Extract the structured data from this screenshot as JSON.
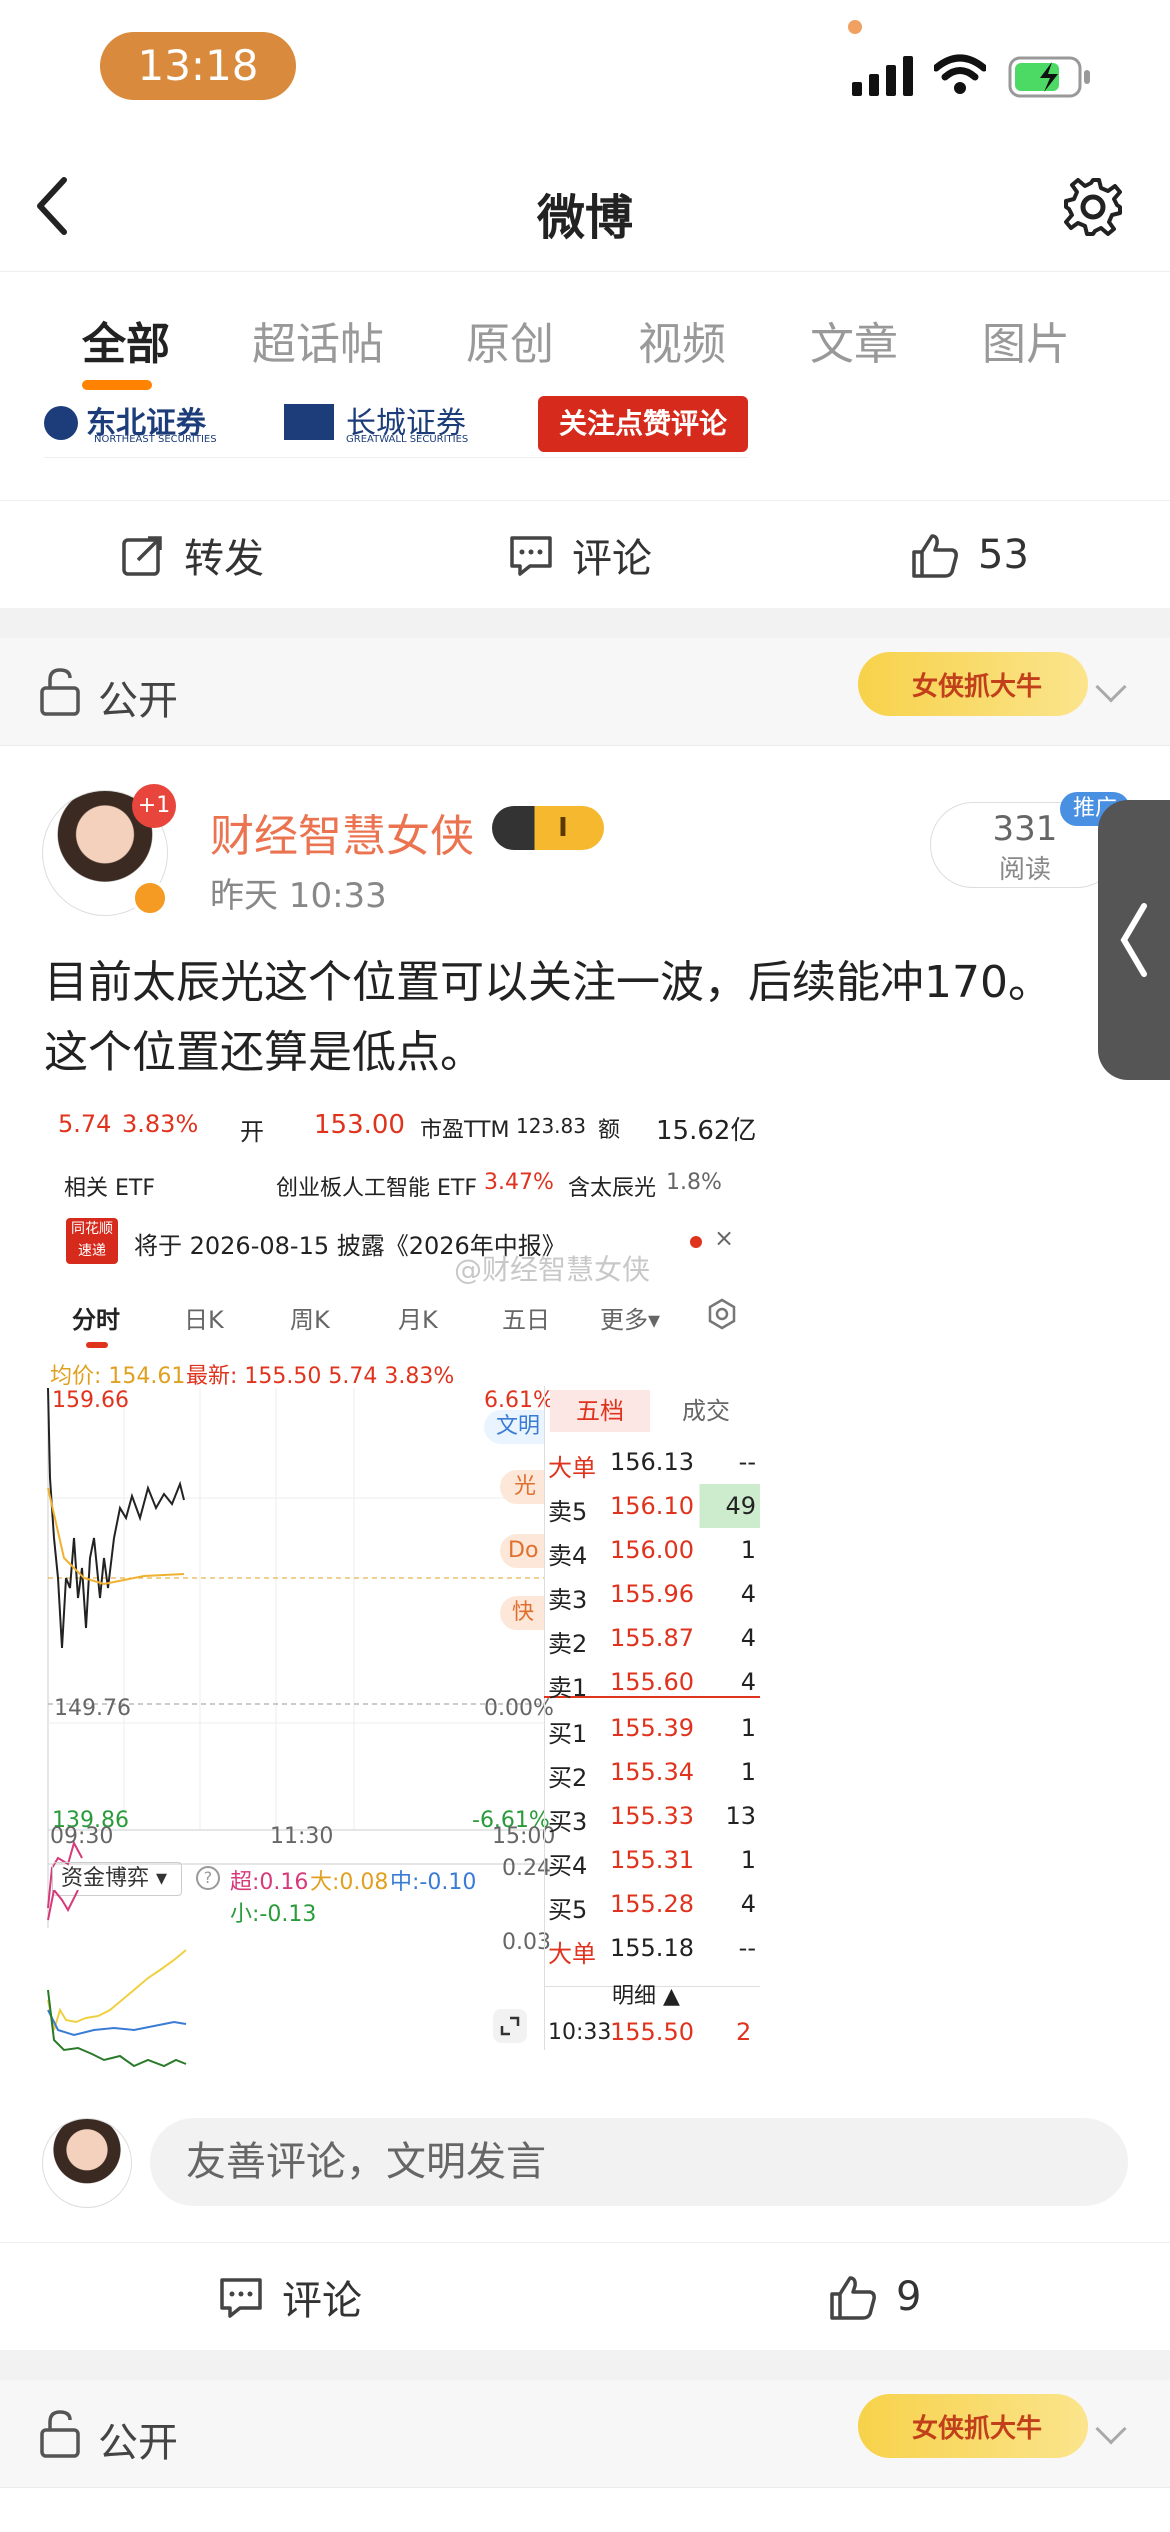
{
  "status_bar": {
    "time": "13:18"
  },
  "nav": {
    "title": "微博"
  },
  "tabs": [
    "全部",
    "超话帖",
    "原创",
    "视频",
    "文章",
    "图片"
  ],
  "prev_post": {
    "banner": {
      "brand1": "东北证券",
      "brand1_en": "NORTHEAST SECURITIES",
      "brand2": "长城证券",
      "brand2_en": "GREATWALL SECURITIES",
      "sticker": "关注点赞评论"
    },
    "actions": {
      "repost": "转发",
      "comment": "评论",
      "likes": "53"
    }
  },
  "visibility_label": "公开",
  "badge_text": "女侠抓大牛",
  "post": {
    "author": "财经智慧女侠",
    "avatar_badge": "+1",
    "level_badge": "I",
    "time": "昨天 10:33",
    "reads": "331",
    "reads_label": "阅读",
    "promo": "推广",
    "text_line1": "目前太辰光这个位置可以关注一波，后续能冲170。",
    "text_line2": "这个位置还算是低点。"
  },
  "screenshot": {
    "row1": {
      "chg": "5.74",
      "pct": "3.83%",
      "open_label": "开",
      "open": "153.00",
      "pe_label": "市盈TTM",
      "pe": "123.83",
      "amt_label": "额",
      "amt": "15.62亿"
    },
    "etf": {
      "label": "相关 ETF",
      "name": "创业板人工智能 ETF",
      "pct": "3.47%",
      "holding_label": "含太辰光",
      "holding": "1.8%"
    },
    "notice": {
      "logo1": "同花顺",
      "logo2": "速递",
      "text": "将于 2026-08-15 披露《2026年中报》"
    },
    "watermark": "@财经智慧女侠",
    "chart_tabs": [
      "分时",
      "日K",
      "周K",
      "月K",
      "五日",
      "更多▾"
    ],
    "avg_label": "均价: 154.61",
    "latest": "最新: 155.50  5.74  3.83%",
    "price_high": "159.66",
    "price_mid": "149.76",
    "price_low": "139.86",
    "pct_high": "6.61%",
    "pct_mid": "0.00%",
    "pct_low": "-6.61%",
    "times": [
      "09:30",
      "11:30",
      "15:00"
    ],
    "side_tags": [
      "文明",
      "光",
      "Do",
      "快"
    ],
    "flow": {
      "label": "资金博弈",
      "super": "超:0.16",
      "big": "大:0.08",
      "mid": "中:-0.10",
      "small": "小:-0.13",
      "top": "0.24",
      "mid_val": "0.03"
    },
    "orderbook": {
      "tabs": [
        "五档",
        "成交"
      ],
      "big_sell": {
        "label": "大单",
        "price": "156.13",
        "vol": "--"
      },
      "sells": [
        {
          "label": "卖5",
          "price": "156.10",
          "vol": "49"
        },
        {
          "label": "卖4",
          "price": "156.00",
          "vol": "1"
        },
        {
          "label": "卖3",
          "price": "155.96",
          "vol": "4"
        },
        {
          "label": "卖2",
          "price": "155.87",
          "vol": "4"
        },
        {
          "label": "卖1",
          "price": "155.60",
          "vol": "4"
        }
      ],
      "buys": [
        {
          "label": "买1",
          "price": "155.39",
          "vol": "1"
        },
        {
          "label": "买2",
          "price": "155.34",
          "vol": "1"
        },
        {
          "label": "买3",
          "price": "155.33",
          "vol": "13"
        },
        {
          "label": "买4",
          "price": "155.31",
          "vol": "1"
        },
        {
          "label": "买5",
          "price": "155.28",
          "vol": "4"
        }
      ],
      "big_buy": {
        "label": "大单",
        "price": "155.18",
        "vol": "--"
      },
      "detail_label": "明细 ▲",
      "last_trade": {
        "time": "10:33",
        "price": "155.50",
        "vol": "2"
      }
    }
  },
  "comment_placeholder": "友善评论，文明发言",
  "post_actions": {
    "comment": "评论",
    "likes": "9"
  },
  "colors": {
    "accent": "#ff8200",
    "red": "#e0331e",
    "green": "#2a9b3a",
    "username": "#eb7350"
  }
}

····················

Skipping the pictures, transcribe each line above exactly as it appears.

ANSWER IN FULL:
Extract the structured data from this screenshot as JSON.
{
  "status_bar": {
    "time": "13:18"
  },
  "nav": {
    "title": "微博"
  },
  "tabs": [
    "全部",
    "超话帖",
    "原创",
    "视频",
    "文章",
    "图片"
  ],
  "prev_post": {
    "banner": {
      "brand1": "东北证券",
      "brand1_en": "NORTHEAST SECURITIES",
      "brand2": "长城证券",
      "brand2_en": "GREATWALL SECURITIES",
      "sticker": "关注点赞评论"
    },
    "actions": {
      "repost": "转发",
      "comment": "评论",
      "likes": "53"
    }
  },
  "visibility_label": "公开",
  "badge_text": "女侠抓大牛",
  "post": {
    "author": "财经智慧女侠",
    "avatar_badge": "+1",
    "level_badge": "I",
    "time": "昨天 10:33",
    "reads": "331",
    "reads_label": "阅读",
    "promo": "推广",
    "text_line1": "目前太辰光这个位置可以关注一波，后续能冲170。",
    "text_line2": "这个位置还算是低点。"
  },
  "screenshot": {
    "row1": {
      "chg": "5.74",
      "pct": "3.83%",
      "open_label": "开",
      "open": "153.00",
      "pe_label": "市盈TTM",
      "pe": "123.83",
      "amt_label": "额",
      "amt": "15.62亿"
    },
    "etf": {
      "label": "相关 ETF",
      "name": "创业板人工智能 ETF",
      "pct": "3.47%",
      "holding_label": "含太辰光",
      "holding": "1.8%"
    },
    "notice": {
      "logo1": "同花顺",
      "logo2": "速递",
      "text": "将于 2026-08-15 披露《2026年中报》"
    },
    "watermark": "@财经智慧女侠",
    "chart_tabs": [
      "分时",
      "日K",
      "周K",
      "月K",
      "五日",
      "更多▾"
    ],
    "avg_label": "均价: 154.61",
    "latest": "最新: 155.50  5.74  3.83%",
    "price_high": "159.66",
    "price_mid": "149.76",
    "price_low": "139.86",
    "pct_high": "6.61%",
    "pct_mid": "0.00%",
    "pct_low": "-6.61%",
    "times": [
      "09:30",
      "11:30",
      "15:00"
    ],
    "side_tags": [
      "文明",
      "光",
      "Do",
      "快"
    ],
    "flow": {
      "label": "资金博弈",
      "super": "超:0.16",
      "big": "大:0.08",
      "mid": "中:-0.10",
      "small": "小:-0.13",
      "top": "0.24",
      "mid_val": "0.03"
    },
    "orderbook": {
      "tabs": [
        "五档",
        "成交"
      ],
      "big_sell": {
        "label": "大单",
        "price": "156.13",
        "vol": "--"
      },
      "sells": [
        {
          "label": "卖5",
          "price": "156.10",
          "vol": "49"
        },
        {
          "label": "卖4",
          "price": "156.00",
          "vol": "1"
        },
        {
          "label": "卖3",
          "price": "155.96",
          "vol": "4"
        },
        {
          "label": "卖2",
          "price": "155.87",
          "vol": "4"
        },
        {
          "label": "卖1",
          "price": "155.60",
          "vol": "4"
        }
      ],
      "buys": [
        {
          "label": "买1",
          "price": "155.39",
          "vol": "1"
        },
        {
          "label": "买2",
          "price": "155.34",
          "vol": "1"
        },
        {
          "label": "买3",
          "price": "155.33",
          "vol": "13"
        },
        {
          "label": "买4",
          "price": "155.31",
          "vol": "1"
        },
        {
          "label": "买5",
          "price": "155.28",
          "vol": "4"
        }
      ],
      "big_buy": {
        "label": "大单",
        "price": "155.18",
        "vol": "--"
      },
      "detail_label": "明细 ▲",
      "last_trade": {
        "time": "10:33",
        "price": "155.50",
        "vol": "2"
      }
    }
  },
  "comment_placeholder": "友善评论，文明发言",
  "post_actions": {
    "comment": "评论",
    "likes": "9"
  },
  "colors": {
    "accent": "#ff8200",
    "red": "#e0331e",
    "green": "#2a9b3a",
    "username": "#eb7350"
  }
}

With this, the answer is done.